### Data records ###
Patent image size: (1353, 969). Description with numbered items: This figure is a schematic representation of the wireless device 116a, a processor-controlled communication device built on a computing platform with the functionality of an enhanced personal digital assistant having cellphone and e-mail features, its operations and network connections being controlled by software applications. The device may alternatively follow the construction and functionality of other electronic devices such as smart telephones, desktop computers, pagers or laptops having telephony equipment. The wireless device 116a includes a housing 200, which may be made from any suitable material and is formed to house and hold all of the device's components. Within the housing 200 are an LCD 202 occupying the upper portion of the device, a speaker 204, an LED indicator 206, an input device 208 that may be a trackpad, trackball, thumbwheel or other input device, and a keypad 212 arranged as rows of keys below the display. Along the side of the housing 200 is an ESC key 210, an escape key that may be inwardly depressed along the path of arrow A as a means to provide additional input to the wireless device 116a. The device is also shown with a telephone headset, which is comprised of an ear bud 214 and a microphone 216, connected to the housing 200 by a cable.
###
### Data records ###
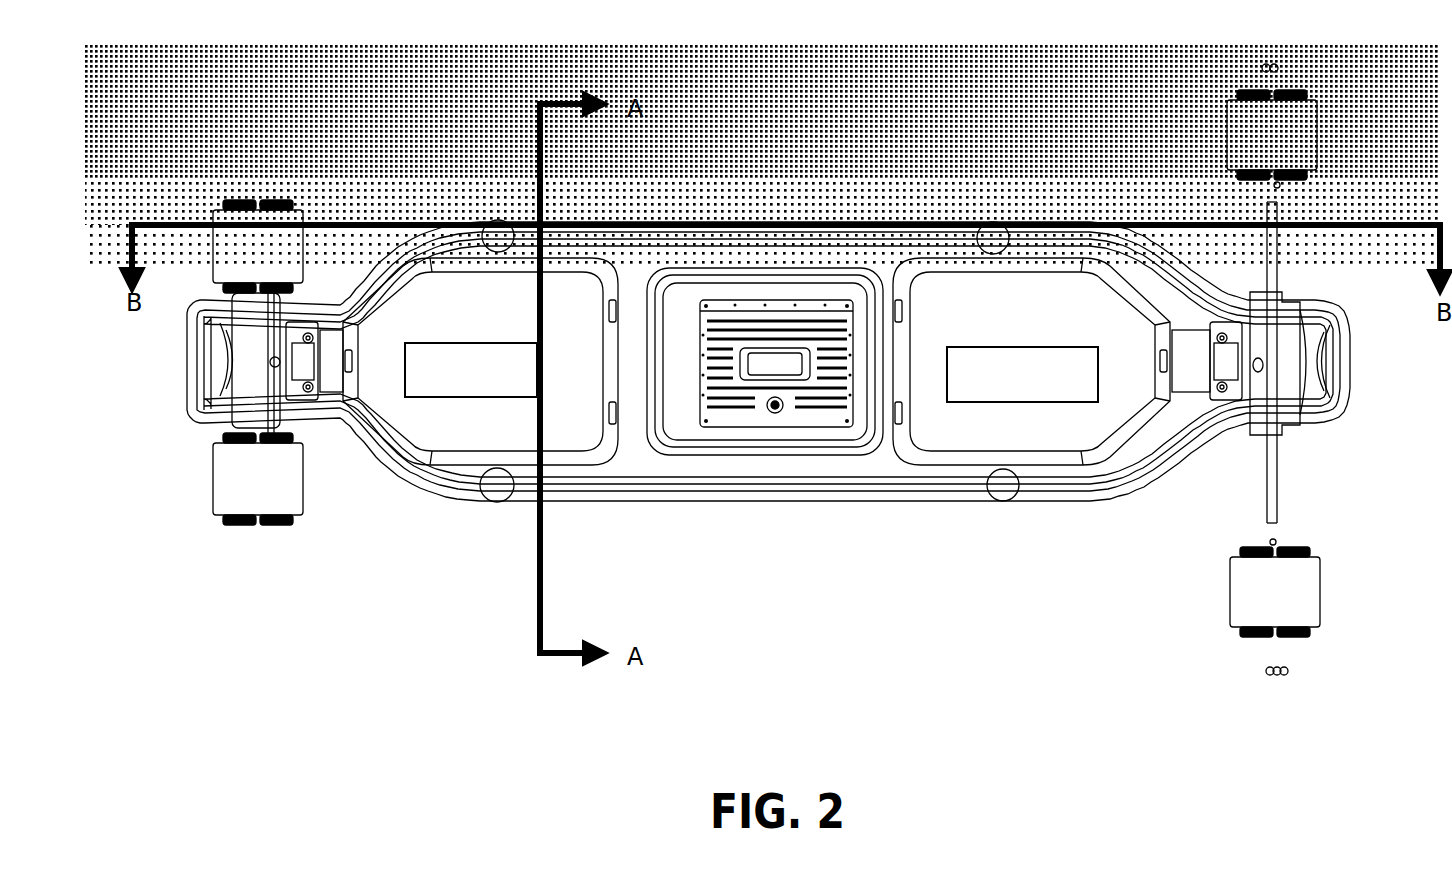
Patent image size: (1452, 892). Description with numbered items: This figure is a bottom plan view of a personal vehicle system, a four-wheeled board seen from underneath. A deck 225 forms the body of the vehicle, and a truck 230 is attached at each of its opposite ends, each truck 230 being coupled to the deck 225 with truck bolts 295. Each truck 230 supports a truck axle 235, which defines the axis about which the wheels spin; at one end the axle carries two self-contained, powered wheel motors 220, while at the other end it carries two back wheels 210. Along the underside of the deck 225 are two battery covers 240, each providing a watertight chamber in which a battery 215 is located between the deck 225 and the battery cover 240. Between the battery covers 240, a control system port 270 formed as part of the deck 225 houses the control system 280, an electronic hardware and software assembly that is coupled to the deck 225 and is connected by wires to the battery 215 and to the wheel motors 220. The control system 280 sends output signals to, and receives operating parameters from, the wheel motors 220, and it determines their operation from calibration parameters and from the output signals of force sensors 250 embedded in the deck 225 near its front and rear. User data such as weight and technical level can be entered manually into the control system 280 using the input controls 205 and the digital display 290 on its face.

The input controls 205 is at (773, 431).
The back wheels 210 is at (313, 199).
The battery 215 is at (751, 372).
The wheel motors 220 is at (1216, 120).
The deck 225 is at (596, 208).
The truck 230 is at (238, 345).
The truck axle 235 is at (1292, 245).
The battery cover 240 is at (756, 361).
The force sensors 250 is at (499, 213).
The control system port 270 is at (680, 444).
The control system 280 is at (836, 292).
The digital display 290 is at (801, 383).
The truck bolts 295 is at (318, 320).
###
**What to work on**
Count how many lines above contain the word "controls", and reply with only that number.

**Exercise response**
2